■ Entries supplied
►

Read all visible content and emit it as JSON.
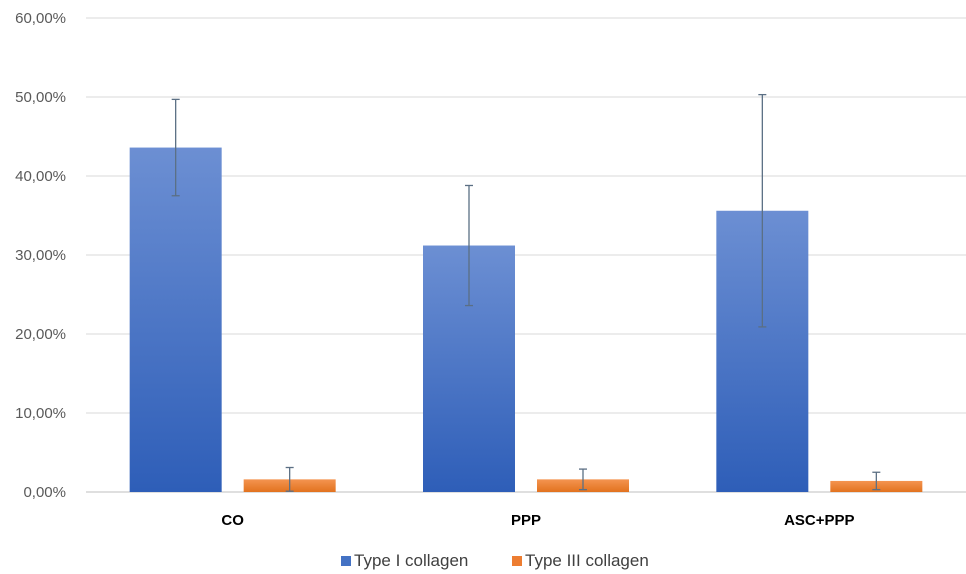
{
  "chart_data": {
    "type": "bar",
    "title": "",
    "xlabel": "",
    "ylabel": "",
    "categories": [
      "CO",
      "PPP",
      "ASC+PPP"
    ],
    "series": [
      {
        "name": "Type I collagen",
        "values": [
          0.436,
          0.312,
          0.356
        ],
        "error": [
          0.061,
          0.076,
          0.147
        ],
        "color": "#4472C4"
      },
      {
        "name": "Type III collagen",
        "values": [
          0.016,
          0.016,
          0.014
        ],
        "error": [
          0.015,
          0.013,
          0.011
        ],
        "color": "#ED7D31"
      }
    ],
    "ylim": [
      0,
      0.6
    ],
    "yticks": [
      0,
      0.1,
      0.2,
      0.3,
      0.4,
      0.5,
      0.6
    ],
    "ytick_labels": [
      "0,00%",
      "10,00%",
      "20,00%",
      "30,00%",
      "40,00%",
      "50,00%",
      "60,00%"
    ],
    "grid": true,
    "legend": "bottom",
    "error_bar_color": "#5B6F84"
  }
}
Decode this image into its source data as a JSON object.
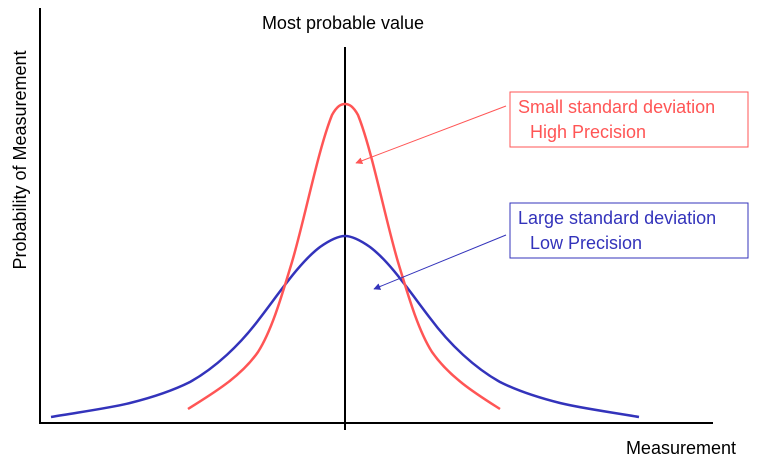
{
  "diagram": {
    "top_label": "Most probable value",
    "ylabel": "Probability of Measurement",
    "xlabel": "Measurement",
    "colors": {
      "axis": "#000000",
      "narrow": "#ff5555",
      "wide": "#3333bb"
    },
    "curves": [
      {
        "name": "narrow",
        "std_label_line1": "Small standard deviation",
        "std_label_line2": "High Precision"
      },
      {
        "name": "wide",
        "std_label_line1": "Large standard deviation",
        "std_label_line2": "Low Precision"
      }
    ]
  }
}
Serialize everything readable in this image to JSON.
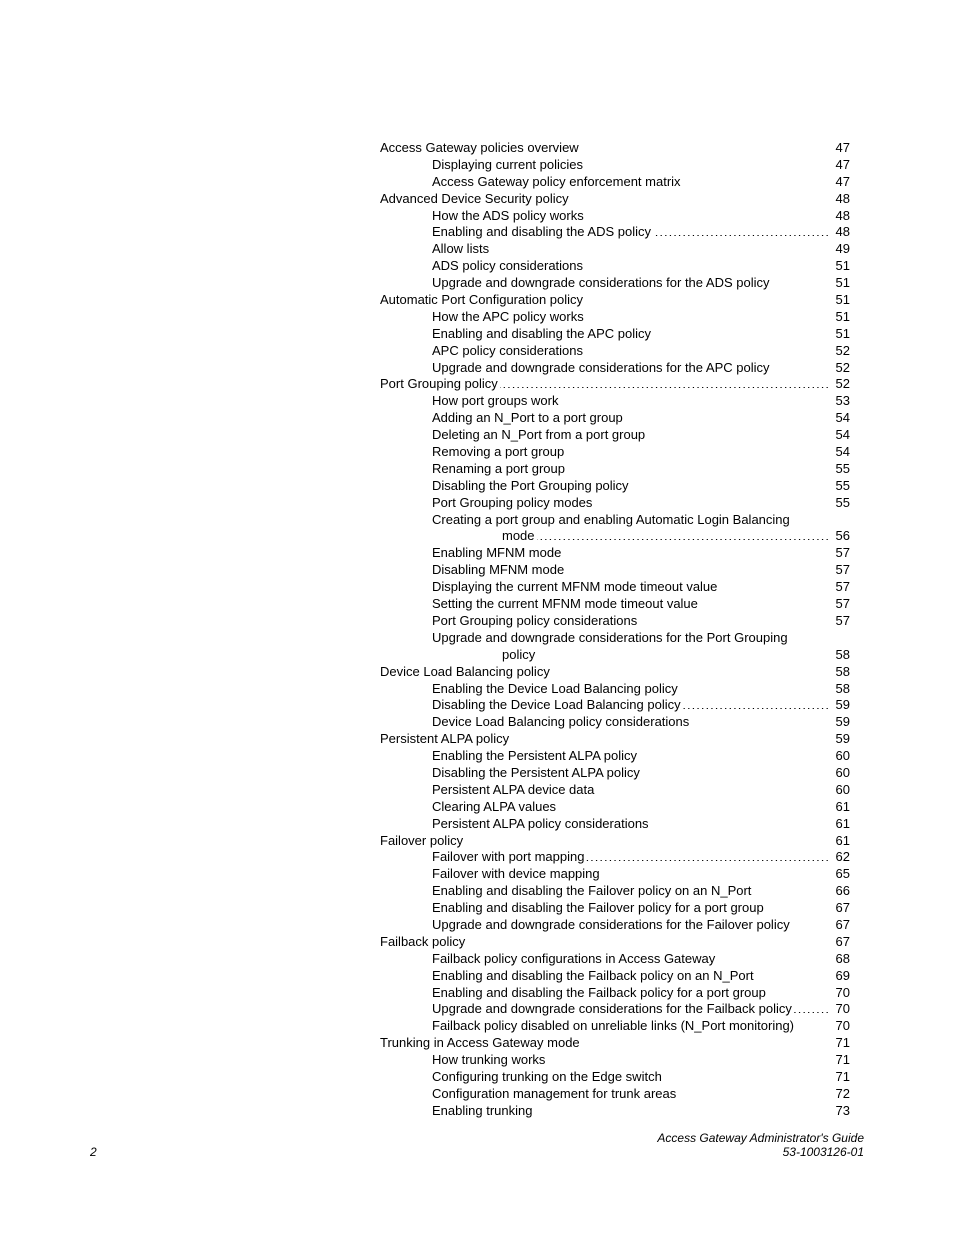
{
  "toc": [
    {
      "level": 0,
      "title": "Access Gateway policies overview",
      "page": "47"
    },
    {
      "level": 1,
      "title": "Displaying current policies",
      "page": "47"
    },
    {
      "level": 1,
      "title": "Access Gateway policy enforcement matrix",
      "page": "47"
    },
    {
      "level": 0,
      "title": "Advanced Device Security policy",
      "page": "48"
    },
    {
      "level": 1,
      "title": "How the ADS policy works",
      "page": "48"
    },
    {
      "level": 1,
      "title": "Enabling and disabling the ADS policy",
      "page": "48"
    },
    {
      "level": 1,
      "title": "Allow lists",
      "page": "49"
    },
    {
      "level": 1,
      "title": "ADS policy considerations",
      "page": "51"
    },
    {
      "level": 1,
      "title": "Upgrade and downgrade considerations for the ADS policy",
      "page": "51"
    },
    {
      "level": 0,
      "title": "Automatic Port Configuration policy",
      "page": "51"
    },
    {
      "level": 1,
      "title": "How the APC policy works",
      "page": "51"
    },
    {
      "level": 1,
      "title": "Enabling and disabling the APC policy",
      "page": "51"
    },
    {
      "level": 1,
      "title": "APC policy considerations",
      "page": "52"
    },
    {
      "level": 1,
      "title": "Upgrade and downgrade considerations for the APC policy",
      "page": "52"
    },
    {
      "level": 0,
      "title": "Port Grouping policy",
      "page": "52"
    },
    {
      "level": 1,
      "title": "How port groups work",
      "page": "53"
    },
    {
      "level": 1,
      "title": "Adding an N_Port to a port group",
      "page": "54"
    },
    {
      "level": 1,
      "title": "Deleting an N_Port from a port group",
      "page": "54"
    },
    {
      "level": 1,
      "title": "Removing a port group",
      "page": "54"
    },
    {
      "level": 1,
      "title": "Renaming a port group",
      "page": "55"
    },
    {
      "level": 1,
      "title": "Disabling the Port Grouping policy",
      "page": "55"
    },
    {
      "level": 1,
      "title": "Port Grouping policy modes",
      "page": "55"
    },
    {
      "level": 1,
      "title": "Creating a port group and enabling Automatic Login Balancing",
      "page": ""
    },
    {
      "level": 2,
      "title": "mode",
      "page": "56"
    },
    {
      "level": 1,
      "title": "Enabling MFNM mode",
      "page": "57"
    },
    {
      "level": 1,
      "title": "Disabling MFNM mode",
      "page": "57"
    },
    {
      "level": 1,
      "title": "Displaying the current MFNM mode timeout value",
      "page": "57"
    },
    {
      "level": 1,
      "title": "Setting the current MFNM mode timeout value",
      "page": "57"
    },
    {
      "level": 1,
      "title": "Port Grouping policy considerations",
      "page": "57"
    },
    {
      "level": 1,
      "title": "Upgrade and downgrade considerations for the Port Grouping",
      "page": ""
    },
    {
      "level": 2,
      "title": "policy",
      "page": "58"
    },
    {
      "level": 0,
      "title": "Device Load Balancing policy",
      "page": "58"
    },
    {
      "level": 1,
      "title": "Enabling the Device Load Balancing policy",
      "page": "58"
    },
    {
      "level": 1,
      "title": "Disabling the Device Load Balancing policy",
      "page": "59"
    },
    {
      "level": 1,
      "title": "Device Load Balancing policy considerations",
      "page": "59"
    },
    {
      "level": 0,
      "title": "Persistent ALPA policy",
      "page": "59"
    },
    {
      "level": 1,
      "title": "Enabling the Persistent ALPA policy",
      "page": "60"
    },
    {
      "level": 1,
      "title": "Disabling the Persistent ALPA policy",
      "page": "60"
    },
    {
      "level": 1,
      "title": "Persistent ALPA device data",
      "page": "60"
    },
    {
      "level": 1,
      "title": "Clearing ALPA values",
      "page": "61"
    },
    {
      "level": 1,
      "title": "Persistent ALPA policy considerations",
      "page": "61"
    },
    {
      "level": 0,
      "title": "Failover policy",
      "page": "61"
    },
    {
      "level": 1,
      "title": "Failover with port mapping",
      "page": "62"
    },
    {
      "level": 1,
      "title": "Failover with device mapping",
      "page": "65"
    },
    {
      "level": 1,
      "title": "Enabling and disabling the Failover policy on an N_Port",
      "page": "66"
    },
    {
      "level": 1,
      "title": "Enabling and disabling the Failover policy for a port group",
      "page": "67"
    },
    {
      "level": 1,
      "title": "Upgrade and downgrade considerations for the Failover policy",
      "page": "67"
    },
    {
      "level": 0,
      "title": "Failback policy",
      "page": "67"
    },
    {
      "level": 1,
      "title": "Failback policy configurations in Access Gateway",
      "page": "68"
    },
    {
      "level": 1,
      "title": "Enabling and disabling the Failback policy on an N_Port",
      "page": "69"
    },
    {
      "level": 1,
      "title": "Enabling and disabling the Failback policy for a port group",
      "page": "70"
    },
    {
      "level": 1,
      "title": "Upgrade and downgrade considerations for the Failback policy",
      "page": "70"
    },
    {
      "level": 1,
      "title": "Failback policy disabled on unreliable links (N_Port monitoring)",
      "page": "70"
    },
    {
      "level": 0,
      "title": "Trunking in Access Gateway mode",
      "page": "71"
    },
    {
      "level": 1,
      "title": "How trunking works",
      "page": "71"
    },
    {
      "level": 1,
      "title": "Configuring trunking on the Edge switch",
      "page": "71"
    },
    {
      "level": 1,
      "title": "Configuration management for trunk areas",
      "page": "72"
    },
    {
      "level": 1,
      "title": "Enabling trunking",
      "page": "73"
    }
  ],
  "footer": {
    "page_number": "2",
    "doc_title": "Access Gateway Administrator's Guide",
    "doc_id": "53-1003126-01"
  }
}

◄

Copy the records exactly as they appear, excluding images.

■ Correct result
Read all visible content and emit it as JSON.
{
  "chart_data": {
    "type": "bar",
    "title": "",
    "xlabel": "",
    "ylabel": "",
    "categories": [
      "CO",
      "PPP",
      "ASC+PPP"
    ],
    "series": [
      {
        "name": "Type I collagen",
        "values": [
          0.436,
          0.312,
          0.356
        ],
        "error": [
          0.061,
          0.076,
          0.147
        ],
        "color": "#4472C4"
      },
      {
        "name": "Type III collagen",
        "values": [
          0.016,
          0.016,
          0.014
        ],
        "error": [
          0.015,
          0.013,
          0.011
        ],
        "color": "#ED7D31"
      }
    ],
    "ylim": [
      0,
      0.6
    ],
    "yticks": [
      0,
      0.1,
      0.2,
      0.3,
      0.4,
      0.5,
      0.6
    ],
    "ytick_labels": [
      "0,00%",
      "10,00%",
      "20,00%",
      "30,00%",
      "40,00%",
      "50,00%",
      "60,00%"
    ],
    "grid": true,
    "legend": "bottom",
    "error_bar_color": "#5B6F84"
  }
}
Decode this image into its source data as a JSON object.
{
  "diagram": {
    "top_label": "Most probable value",
    "ylabel": "Probability of Measurement",
    "xlabel": "Measurement",
    "colors": {
      "axis": "#000000",
      "narrow": "#ff5555",
      "wide": "#3333bb"
    },
    "curves": [
      {
        "name": "narrow",
        "std_label_line1": "Small standard deviation",
        "std_label_line2": "High Precision"
      },
      {
        "name": "wide",
        "std_label_line1": "Large standard deviation",
        "std_label_line2": "Low Precision"
      }
    ]
  }
}
Serialize everything readable in this image to JSON.
{
  "toc": [
    {
      "level": 0,
      "title": "Access Gateway policies overview",
      "page": "47"
    },
    {
      "level": 1,
      "title": "Displaying current policies",
      "page": "47"
    },
    {
      "level": 1,
      "title": "Access Gateway policy enforcement matrix",
      "page": "47"
    },
    {
      "level": 0,
      "title": "Advanced Device Security policy",
      "page": "48"
    },
    {
      "level": 1,
      "title": "How the ADS policy works",
      "page": "48"
    },
    {
      "level": 1,
      "title": "Enabling and disabling the ADS policy",
      "page": "48"
    },
    {
      "level": 1,
      "title": "Allow lists",
      "page": "49"
    },
    {
      "level": 1,
      "title": "ADS policy considerations",
      "page": "51"
    },
    {
      "level": 1,
      "title": "Upgrade and downgrade considerations for the ADS policy",
      "page": "51"
    },
    {
      "level": 0,
      "title": "Automatic Port Configuration policy",
      "page": "51"
    },
    {
      "level": 1,
      "title": "How the APC policy works",
      "page": "51"
    },
    {
      "level": 1,
      "title": "Enabling and disabling the APC policy",
      "page": "51"
    },
    {
      "level": 1,
      "title": "APC policy considerations",
      "page": "52"
    },
    {
      "level": 1,
      "title": "Upgrade and downgrade considerations for the APC policy",
      "page": "52"
    },
    {
      "level": 0,
      "title": "Port Grouping policy",
      "page": "52"
    },
    {
      "level": 1,
      "title": "How port groups work",
      "page": "53"
    },
    {
      "level": 1,
      "title": "Adding an N_Port to a port group",
      "page": "54"
    },
    {
      "level": 1,
      "title": "Deleting an N_Port from a port group",
      "page": "54"
    },
    {
      "level": 1,
      "title": "Removing a port group",
      "page": "54"
    },
    {
      "level": 1,
      "title": "Renaming a port group",
      "page": "55"
    },
    {
      "level": 1,
      "title": "Disabling the Port Grouping policy",
      "page": "55"
    },
    {
      "level": 1,
      "title": "Port Grouping policy modes",
      "page": "55"
    },
    {
      "level": 1,
      "title": "Creating a port group and enabling Automatic Login Balancing",
      "page": ""
    },
    {
      "level": 2,
      "title": "mode",
      "page": "56"
    },
    {
      "level": 1,
      "title": "Enabling MFNM mode",
      "page": "57"
    },
    {
      "level": 1,
      "title": "Disabling MFNM mode",
      "page": "57"
    },
    {
      "level": 1,
      "title": "Displaying the current MFNM mode timeout value",
      "page": "57"
    },
    {
      "level": 1,
      "title": "Setting the current MFNM mode timeout value",
      "page": "57"
    },
    {
      "level": 1,
      "title": "Port Grouping policy considerations",
      "page": "57"
    },
    {
      "level": 1,
      "title": "Upgrade and downgrade considerations for the Port Grouping",
      "page": ""
    },
    {
      "level": 2,
      "title": "policy",
      "page": "58"
    },
    {
      "level": 0,
      "title": "Device Load Balancing policy",
      "page": "58"
    },
    {
      "level": 1,
      "title": "Enabling the Device Load Balancing policy",
      "page": "58"
    },
    {
      "level": 1,
      "title": "Disabling the Device Load Balancing policy",
      "page": "59"
    },
    {
      "level": 1,
      "title": "Device Load Balancing policy considerations",
      "page": "59"
    },
    {
      "level": 0,
      "title": "Persistent ALPA policy",
      "page": "59"
    },
    {
      "level": 1,
      "title": "Enabling the Persistent ALPA policy",
      "page": "60"
    },
    {
      "level": 1,
      "title": "Disabling the Persistent ALPA policy",
      "page": "60"
    },
    {
      "level": 1,
      "title": "Persistent ALPA device data",
      "page": "60"
    },
    {
      "level": 1,
      "title": "Clearing ALPA values",
      "page": "61"
    },
    {
      "level": 1,
      "title": "Persistent ALPA policy considerations",
      "page": "61"
    },
    {
      "level": 0,
      "title": "Failover policy",
      "page": "61"
    },
    {
      "level": 1,
      "title": "Failover with port mapping",
      "page": "62"
    },
    {
      "level": 1,
      "title": "Failover with device mapping",
      "page": "65"
    },
    {
      "level": 1,
      "title": "Enabling and disabling the Failover policy on an N_Port",
      "page": "66"
    },
    {
      "level": 1,
      "title": "Enabling and disabling the Failover policy for a port group",
      "page": "67"
    },
    {
      "level": 1,
      "title": "Upgrade and downgrade considerations for the Failover policy",
      "page": "67"
    },
    {
      "level": 0,
      "title": "Failback policy",
      "page": "67"
    },
    {
      "level": 1,
      "title": "Failback policy configurations in Access Gateway",
      "page": "68"
    },
    {
      "level": 1,
      "title": "Enabling and disabling the Failback policy on an N_Port",
      "page": "69"
    },
    {
      "level": 1,
      "title": "Enabling and disabling the Failback policy for a port group",
      "page": "70"
    },
    {
      "level": 1,
      "title": "Upgrade and downgrade considerations for the Failback policy",
      "page": "70"
    },
    {
      "level": 1,
      "title": "Failback policy disabled on unreliable links (N_Port monitoring)",
      "page": "70"
    },
    {
      "level": 0,
      "title": "Trunking in Access Gateway mode",
      "page": "71"
    },
    {
      "level": 1,
      "title": "How trunking works",
      "page": "71"
    },
    {
      "level": 1,
      "title": "Configuring trunking on the Edge switch",
      "page": "71"
    },
    {
      "level": 1,
      "title": "Configuration management for trunk areas",
      "page": "72"
    },
    {
      "level": 1,
      "title": "Enabling trunking",
      "page": "73"
    }
  ],
  "footer": {
    "page_number": "2",
    "doc_title": "Access Gateway Administrator's Guide",
    "doc_id": "53-1003126-01"
  }
}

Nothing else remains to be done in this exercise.